Only the number is wanted: how many lines of the data contain "Crocomichi"?

— start —

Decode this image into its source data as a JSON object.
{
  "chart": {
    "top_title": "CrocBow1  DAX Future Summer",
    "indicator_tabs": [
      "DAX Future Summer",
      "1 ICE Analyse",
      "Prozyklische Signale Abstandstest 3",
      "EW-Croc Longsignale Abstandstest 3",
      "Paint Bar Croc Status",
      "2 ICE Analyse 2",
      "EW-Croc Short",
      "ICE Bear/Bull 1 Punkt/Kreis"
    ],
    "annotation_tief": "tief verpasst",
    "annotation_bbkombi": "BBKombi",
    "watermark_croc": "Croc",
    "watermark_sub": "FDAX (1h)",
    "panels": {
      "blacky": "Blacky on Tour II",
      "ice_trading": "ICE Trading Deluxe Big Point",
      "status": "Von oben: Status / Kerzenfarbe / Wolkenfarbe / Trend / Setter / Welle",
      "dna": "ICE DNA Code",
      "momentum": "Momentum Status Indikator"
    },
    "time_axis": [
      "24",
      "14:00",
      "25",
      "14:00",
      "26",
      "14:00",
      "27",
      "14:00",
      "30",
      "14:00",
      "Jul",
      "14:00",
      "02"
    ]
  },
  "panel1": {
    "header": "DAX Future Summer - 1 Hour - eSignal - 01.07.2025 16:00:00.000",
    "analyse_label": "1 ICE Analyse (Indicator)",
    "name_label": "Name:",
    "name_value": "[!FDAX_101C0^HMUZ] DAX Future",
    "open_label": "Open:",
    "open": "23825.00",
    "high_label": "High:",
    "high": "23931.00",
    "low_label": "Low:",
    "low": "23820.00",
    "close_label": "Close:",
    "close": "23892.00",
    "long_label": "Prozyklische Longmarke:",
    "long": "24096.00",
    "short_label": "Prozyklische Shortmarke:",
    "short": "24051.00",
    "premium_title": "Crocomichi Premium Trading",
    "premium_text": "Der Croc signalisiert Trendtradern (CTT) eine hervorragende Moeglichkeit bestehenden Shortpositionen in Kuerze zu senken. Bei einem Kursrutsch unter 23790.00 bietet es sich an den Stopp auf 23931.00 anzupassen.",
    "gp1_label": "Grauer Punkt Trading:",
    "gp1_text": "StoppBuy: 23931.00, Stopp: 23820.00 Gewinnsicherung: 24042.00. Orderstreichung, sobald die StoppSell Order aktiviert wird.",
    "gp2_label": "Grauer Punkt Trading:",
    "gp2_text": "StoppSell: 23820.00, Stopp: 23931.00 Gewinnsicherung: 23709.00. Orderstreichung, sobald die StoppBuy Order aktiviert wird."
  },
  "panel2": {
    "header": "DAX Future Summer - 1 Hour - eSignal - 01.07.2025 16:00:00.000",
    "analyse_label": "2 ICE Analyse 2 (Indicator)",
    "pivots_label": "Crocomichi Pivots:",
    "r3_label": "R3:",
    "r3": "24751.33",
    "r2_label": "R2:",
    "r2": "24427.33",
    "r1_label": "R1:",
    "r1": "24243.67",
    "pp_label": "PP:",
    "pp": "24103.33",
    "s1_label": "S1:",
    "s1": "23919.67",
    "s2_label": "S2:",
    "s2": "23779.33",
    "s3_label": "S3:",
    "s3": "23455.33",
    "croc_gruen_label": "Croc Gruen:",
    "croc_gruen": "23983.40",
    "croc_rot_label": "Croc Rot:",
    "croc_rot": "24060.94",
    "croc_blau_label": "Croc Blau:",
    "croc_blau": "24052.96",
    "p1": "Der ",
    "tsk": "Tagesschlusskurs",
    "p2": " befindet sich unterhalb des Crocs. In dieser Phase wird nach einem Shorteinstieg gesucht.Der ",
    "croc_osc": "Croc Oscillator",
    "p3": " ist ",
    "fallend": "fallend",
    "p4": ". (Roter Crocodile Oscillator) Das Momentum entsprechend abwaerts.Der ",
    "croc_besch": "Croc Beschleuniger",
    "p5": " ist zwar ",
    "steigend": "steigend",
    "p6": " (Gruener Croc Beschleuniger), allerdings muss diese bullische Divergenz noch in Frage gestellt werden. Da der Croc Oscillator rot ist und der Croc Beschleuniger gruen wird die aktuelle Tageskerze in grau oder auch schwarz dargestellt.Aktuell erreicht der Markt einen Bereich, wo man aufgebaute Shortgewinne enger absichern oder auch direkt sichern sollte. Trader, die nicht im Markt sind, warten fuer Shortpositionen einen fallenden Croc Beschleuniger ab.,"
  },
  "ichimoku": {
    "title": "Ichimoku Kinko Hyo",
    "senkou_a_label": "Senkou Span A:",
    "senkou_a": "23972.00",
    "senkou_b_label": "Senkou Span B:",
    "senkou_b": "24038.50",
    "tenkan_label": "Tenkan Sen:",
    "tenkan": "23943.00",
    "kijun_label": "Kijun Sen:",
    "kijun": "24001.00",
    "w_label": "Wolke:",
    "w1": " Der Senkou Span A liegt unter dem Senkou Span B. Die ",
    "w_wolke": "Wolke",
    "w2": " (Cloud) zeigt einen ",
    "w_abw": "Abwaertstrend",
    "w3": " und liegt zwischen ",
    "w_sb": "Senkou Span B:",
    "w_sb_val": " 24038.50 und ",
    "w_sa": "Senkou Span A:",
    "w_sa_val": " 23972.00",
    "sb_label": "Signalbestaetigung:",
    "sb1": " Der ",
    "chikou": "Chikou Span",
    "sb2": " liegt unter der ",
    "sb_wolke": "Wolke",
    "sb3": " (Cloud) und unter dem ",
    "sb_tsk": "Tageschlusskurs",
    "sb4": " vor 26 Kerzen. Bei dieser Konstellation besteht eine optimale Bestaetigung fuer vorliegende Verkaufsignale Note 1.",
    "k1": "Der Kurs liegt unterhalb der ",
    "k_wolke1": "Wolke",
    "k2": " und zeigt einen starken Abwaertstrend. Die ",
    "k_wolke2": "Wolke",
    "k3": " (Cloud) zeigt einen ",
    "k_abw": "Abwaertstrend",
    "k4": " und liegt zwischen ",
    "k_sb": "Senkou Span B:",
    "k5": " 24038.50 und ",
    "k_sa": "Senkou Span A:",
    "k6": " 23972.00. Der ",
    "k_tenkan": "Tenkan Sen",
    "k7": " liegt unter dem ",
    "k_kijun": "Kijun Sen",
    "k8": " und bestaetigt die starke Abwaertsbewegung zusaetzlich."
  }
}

— end —

WORKED ANSWER => 2